[Figure contents as structured data]
——

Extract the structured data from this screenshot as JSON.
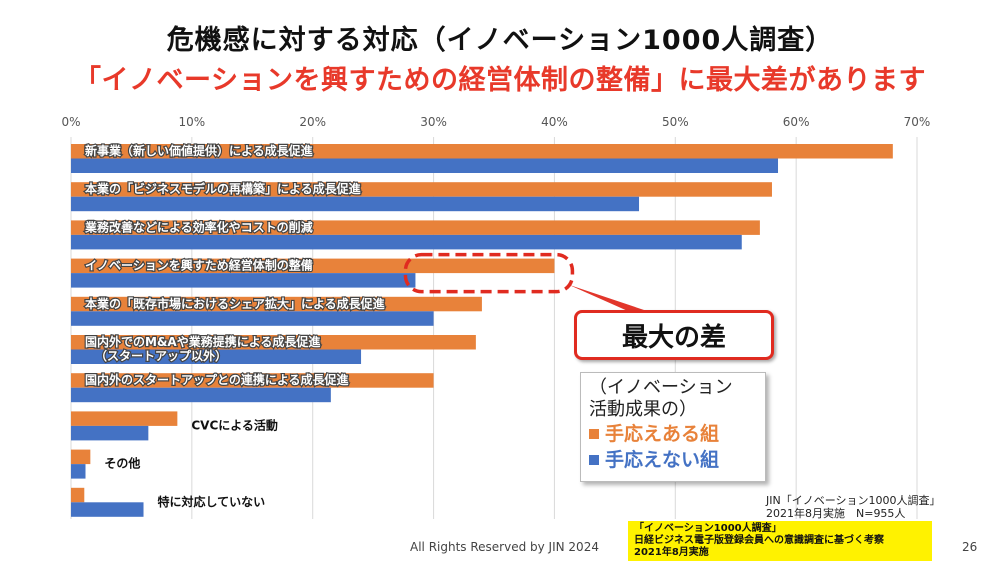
{
  "title": "危機感に対する対応（イノベーション1000人調査）",
  "subtitle": "「イノベーションを興すための経営体制の整備」に最大差があります",
  "callout": "最大の差",
  "legend": {
    "title_line1": "（イノベーション",
    "title_line2": "活動成果の）",
    "items": [
      "手応えある組",
      "手応えない組"
    ]
  },
  "source": {
    "line1": "JIN「イノベーション1000人調査」",
    "line2": "2021年8月実施　N=955人"
  },
  "note": {
    "line1": "「イノベーション1000人調査」",
    "line2": "日経ビジネス電子版登録会員への意識調査に基づく考察",
    "line3": "2021年8月実施"
  },
  "footer": "All Rights Reserved by JIN 2024",
  "page_number": "26",
  "colors": {
    "orange": "#e8823a",
    "blue": "#4472c4",
    "red": "#e02b20"
  },
  "chart_data": {
    "type": "bar",
    "orientation": "horizontal",
    "xlim": [
      0,
      70
    ],
    "ticks": [
      "0%",
      "10%",
      "20%",
      "30%",
      "40%",
      "50%",
      "60%",
      "70%"
    ],
    "grid": true,
    "categories": [
      [
        "新事業（新しい価値提供）による成長促進"
      ],
      [
        "本業の「ビジネスモデルの再構築」による成長促進"
      ],
      [
        "業務改善などによる効率化やコストの削減"
      ],
      [
        "イノベーションを興すため経営体制の整備"
      ],
      [
        "本業の「既存市場におけるシェア拡大」による成長促進"
      ],
      [
        "国内外でのM&Aや業務提携による成長促進",
        "（スタートアップ以外）"
      ],
      [
        "国内外のスタートアップとの連携による成長促進"
      ],
      [
        "CVCによる活動"
      ],
      [
        "その他"
      ],
      [
        "特に対応していない"
      ]
    ],
    "series": [
      {
        "name": "手応えある組",
        "values": [
          68,
          58,
          57,
          40,
          34,
          33.5,
          30,
          8.8,
          1.6,
          1.1
        ]
      },
      {
        "name": "手応えない組",
        "values": [
          58.5,
          47,
          55.5,
          28.5,
          30,
          24,
          21.5,
          6.4,
          1.2,
          6
        ]
      }
    ],
    "highlight_category_index": 3
  }
}
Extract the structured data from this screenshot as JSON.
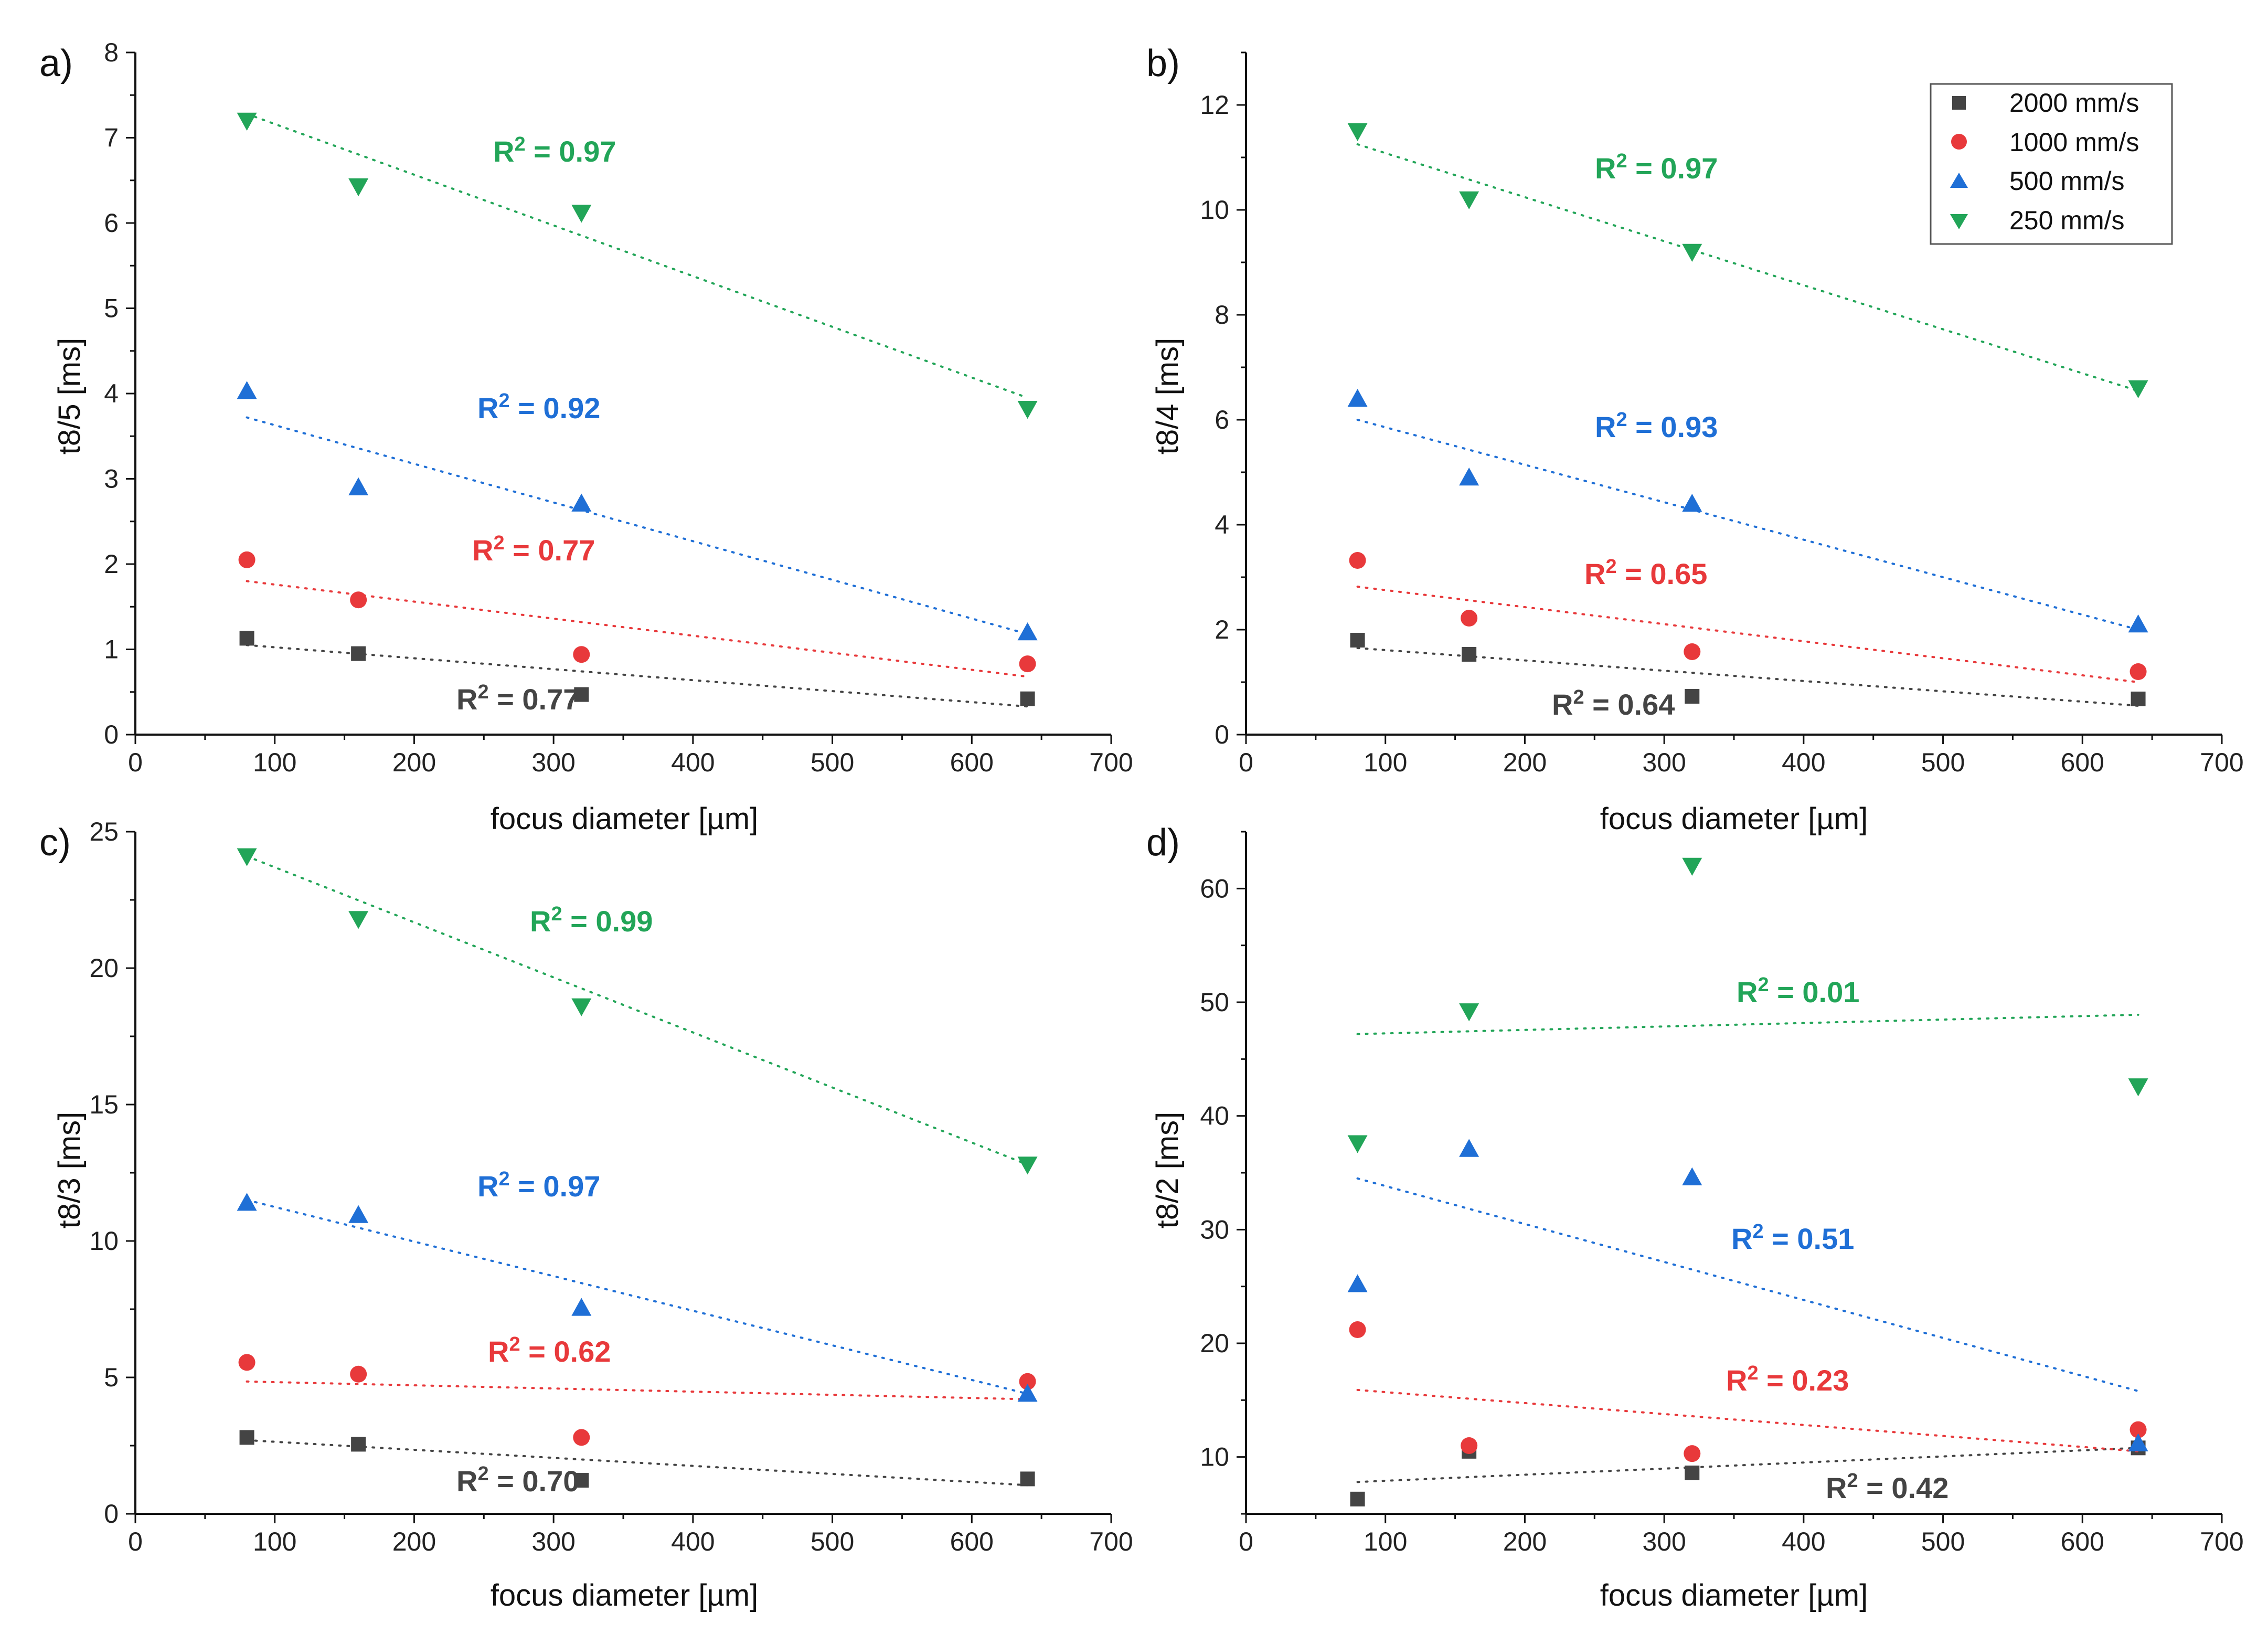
{
  "series_styles": [
    {
      "name": "2000 mm/s",
      "color": "#444444",
      "marker": "square"
    },
    {
      "name": "1000 mm/s",
      "color": "#e8393b",
      "marker": "circle"
    },
    {
      "name": "500 mm/s",
      "color": "#1f6fd6",
      "marker": "triangle-up"
    },
    {
      "name": "250 mm/s",
      "color": "#22a558",
      "marker": "triangle-down"
    }
  ],
  "legend": {
    "placement": "top-right of panel b",
    "items": [
      "2000 mm/s",
      "1000 mm/s",
      "500 mm/s",
      "250 mm/s"
    ]
  },
  "chart_data": [
    {
      "panel": "a)",
      "type": "scatter",
      "xlabel": "focus diameter [µm]",
      "ylabel": "t8/5 [ms]",
      "xlim": [
        0,
        700
      ],
      "ylim": [
        0,
        8
      ],
      "xticks": [
        "0",
        "100",
        "200",
        "300",
        "400",
        "500",
        "600",
        "700"
      ],
      "yticks": [
        "0",
        "1",
        "2",
        "3",
        "4",
        "5",
        "6",
        "7",
        "8"
      ],
      "x": [
        80,
        160,
        320,
        640
      ],
      "series": [
        {
          "name": "2000 mm/s",
          "values": [
            1.13,
            0.95,
            0.47,
            0.42
          ],
          "fit": [
            1.05,
            0.33
          ],
          "r2": "R² = 0.77"
        },
        {
          "name": "1000 mm/s",
          "values": [
            2.05,
            1.58,
            0.94,
            0.83
          ],
          "fit": [
            1.8,
            0.68
          ],
          "r2": "R² = 0.77"
        },
        {
          "name": "500 mm/s",
          "values": [
            4.03,
            2.9,
            2.71,
            1.2
          ],
          "fit": [
            3.72,
            1.18
          ],
          "r2": "R² = 0.92"
        },
        {
          "name": "250 mm/s",
          "values": [
            7.2,
            6.43,
            6.12,
            3.82
          ],
          "fit": [
            7.28,
            3.95
          ],
          "r2": "R² = 0.97"
        }
      ]
    },
    {
      "panel": "b)",
      "type": "scatter",
      "xlabel": "focus diameter [µm]",
      "ylabel": "t8/4 [ms]",
      "xlim": [
        0,
        700
      ],
      "ylim": [
        0,
        13
      ],
      "xticks": [
        "0",
        "100",
        "200",
        "300",
        "400",
        "500",
        "600",
        "700"
      ],
      "yticks": [
        "0",
        "2",
        "4",
        "6",
        "8",
        "10",
        "12"
      ],
      "x": [
        80,
        160,
        320,
        640
      ],
      "series": [
        {
          "name": "2000 mm/s",
          "values": [
            1.8,
            1.53,
            0.73,
            0.68
          ],
          "fit": [
            1.65,
            0.55
          ],
          "r2": "R² = 0.64"
        },
        {
          "name": "1000 mm/s",
          "values": [
            3.32,
            2.22,
            1.58,
            1.2
          ],
          "fit": [
            2.82,
            1.0
          ],
          "r2": "R² = 0.65"
        },
        {
          "name": "500 mm/s",
          "values": [
            6.4,
            4.9,
            4.4,
            2.1
          ],
          "fit": [
            6.0,
            2.0
          ],
          "r2": "R² = 0.93"
        },
        {
          "name": "250 mm/s",
          "values": [
            11.5,
            10.2,
            9.2,
            6.6
          ],
          "fit": [
            11.25,
            6.55
          ],
          "r2": "R² = 0.97"
        }
      ]
    },
    {
      "panel": "c)",
      "type": "scatter",
      "xlabel": "focus diameter [µm]",
      "ylabel": "t8/3 [ms]",
      "xlim": [
        0,
        700
      ],
      "ylim": [
        0,
        25
      ],
      "xticks": [
        "0",
        "100",
        "200",
        "300",
        "400",
        "500",
        "600",
        "700"
      ],
      "yticks": [
        "0",
        "5",
        "10",
        "15",
        "20",
        "25"
      ],
      "x": [
        80,
        160,
        320,
        640
      ],
      "series": [
        {
          "name": "2000 mm/s",
          "values": [
            2.8,
            2.55,
            1.23,
            1.28
          ],
          "fit": [
            2.7,
            1.05
          ],
          "r2": "R² = 0.70"
        },
        {
          "name": "1000 mm/s",
          "values": [
            5.55,
            5.12,
            2.8,
            4.85
          ],
          "fit": [
            4.85,
            4.2
          ],
          "r2": "R² = 0.62"
        },
        {
          "name": "500 mm/s",
          "values": [
            11.4,
            10.95,
            7.55,
            4.4
          ],
          "fit": [
            11.5,
            4.4
          ],
          "r2": "R² = 0.97"
        },
        {
          "name": "250 mm/s",
          "values": [
            24.1,
            21.8,
            18.6,
            12.8
          ],
          "fit": [
            24.1,
            12.8
          ],
          "r2": "R² = 0.99"
        }
      ]
    },
    {
      "panel": "d)",
      "type": "scatter",
      "xlabel": "focus diameter [µm]",
      "ylabel": "t8/2 [ms]",
      "xlim": [
        0,
        700
      ],
      "ylim": [
        5,
        65
      ],
      "xticks": [
        "0",
        "100",
        "200",
        "300",
        "400",
        "500",
        "600",
        "700"
      ],
      "yticks": [
        "10",
        "20",
        "30",
        "40",
        "50",
        "60"
      ],
      "x": [
        80,
        160,
        320,
        640
      ],
      "series": [
        {
          "name": "2000 mm/s",
          "values": [
            6.3,
            10.5,
            8.6,
            10.8
          ],
          "fit": [
            7.8,
            10.8
          ],
          "r2": "R² = 0.42"
        },
        {
          "name": "1000 mm/s",
          "values": [
            21.2,
            11.0,
            10.3,
            12.4
          ],
          "fit": [
            15.9,
            10.5
          ],
          "r2": "R² = 0.23"
        },
        {
          "name": "500 mm/s",
          "values": [
            25.2,
            37.1,
            34.6,
            11.2
          ],
          "fit": [
            34.5,
            15.8
          ],
          "r2": "R² = 0.51"
        },
        {
          "name": "250 mm/s",
          "values": [
            37.6,
            49.2,
            62.0,
            42.6
          ],
          "fit": [
            47.2,
            48.9
          ],
          "r2": "R² = 0.01"
        }
      ]
    }
  ]
}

——

TO DO:
Scan the lines for the string "triangle". Pick out every line that has it.

COMPLETE OUTPUT:
      "marker": "triangle-up"
      "marker": "triangle-down"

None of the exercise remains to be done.